> Dataset records
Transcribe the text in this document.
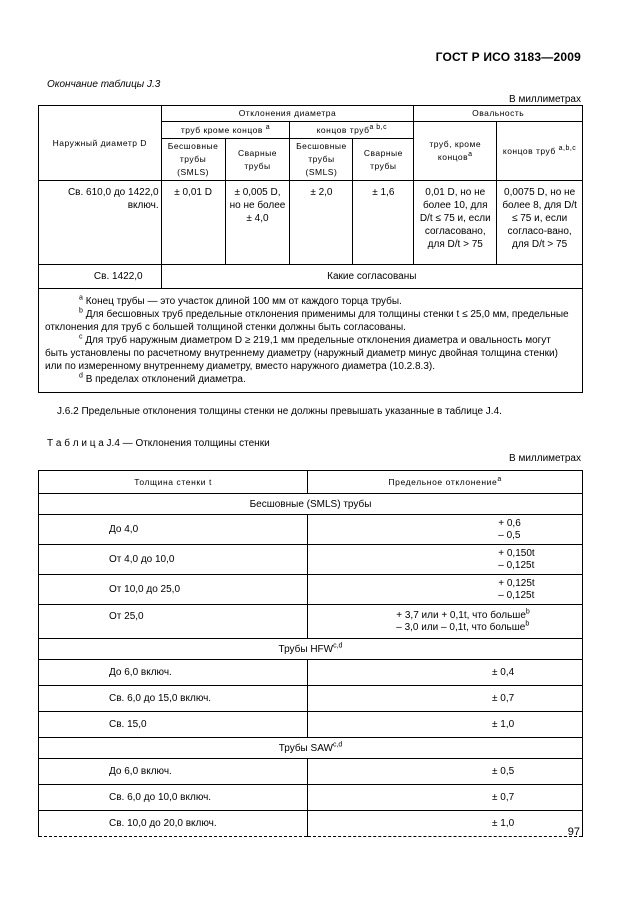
ГОСТ Р ИСО 3183—2009
Окончание таблицы J.3
В миллиметрах
Наружный диаметр D	Отклонения диаметра				Овальность	
	труб кроме концов $^a$		концов труб$^{a b,c}$		труб, кроме концов$^a$	концов труб $^{a,b,c}$
	Бесшовные трубы (SMLS)	Сварные трубы	Бесшовные трубы (SMLS)	Сварные трубы		
Св. 610,0 до 1422,0 включ.	± 0,01 D	± 0,005 D, но не более ± 4,0	± 2,0	± 1,6	0,01 D, но не более 10, для D/t ≤ 75 и, если согласовано, для D/t > 75	0,0075 D, но не более 8, для D/t ≤ 75 и, если согласо-вано, для D/t > 75
Св. 1422,0	Какие согласованы					

$^a$ Конец трубы — это участок длиной 100 мм от каждого торца трубы.
$^b$ Для бесшовных труб предельные отклонения применимы для толщины стенки t ≤ 25,0 мм, предельные отклонения для труб с большей толщиной стенки должны быть согласованы.
$^c$ Для труб наружным диаметром D ≥ 219,1 мм предельные отклонения диаметра и овальность могут быть установлены по расчетному внутреннему диаметру (наружный диаметр минус двойная толщина стенки) или по измеренному внутреннему диаметру, вместо наружного диаметра (10.2.8.3).
$^d$ В пределах отклонений диаметра.						
J.6.2 Предельные отклонения толщины стенки не должны превышать указанные в таблице J.4.
Т а б л и ц а J.4 — Отклонения толщины стенки
В миллиметрах
Толщина стенки t	Предельное отклонение$^a$
Бесшовные (SMLS) трубы	
До 4,0	+ 0,6
– 0,5

От 4,0 до 10,0	+ 0,150t
– 0,125t

От 10,0 до 25,0	+ 0,125t
– 0,125t

От 25,0	+ 3,7 или + 0,1t, что больше$^b$
– 3,0 или – 0,1t, что больше$^b$

Трубы HFW$^{c,d}$
До 6,0 включ.	± 0,4
Св. 6,0 до 15,0 включ.	± 0,7
Св. 15,0	± 1,0
Трубы SAW$^{c,d}$
До 6,0 включ.	± 0,5
Св. 6,0 до 10,0 включ.	± 0,7
Св. 10,0 до 20,0 включ.	± 1,0
97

> Task to complete
Where a line in the entries holds the word "SMLS", copy that line.

> Answer to this problem
	Бесшовные трубы (SMLS)	Сварные трубы	Бесшовные трубы (SMLS)	Сварные трубы		
Бесшовные (SMLS) трубы	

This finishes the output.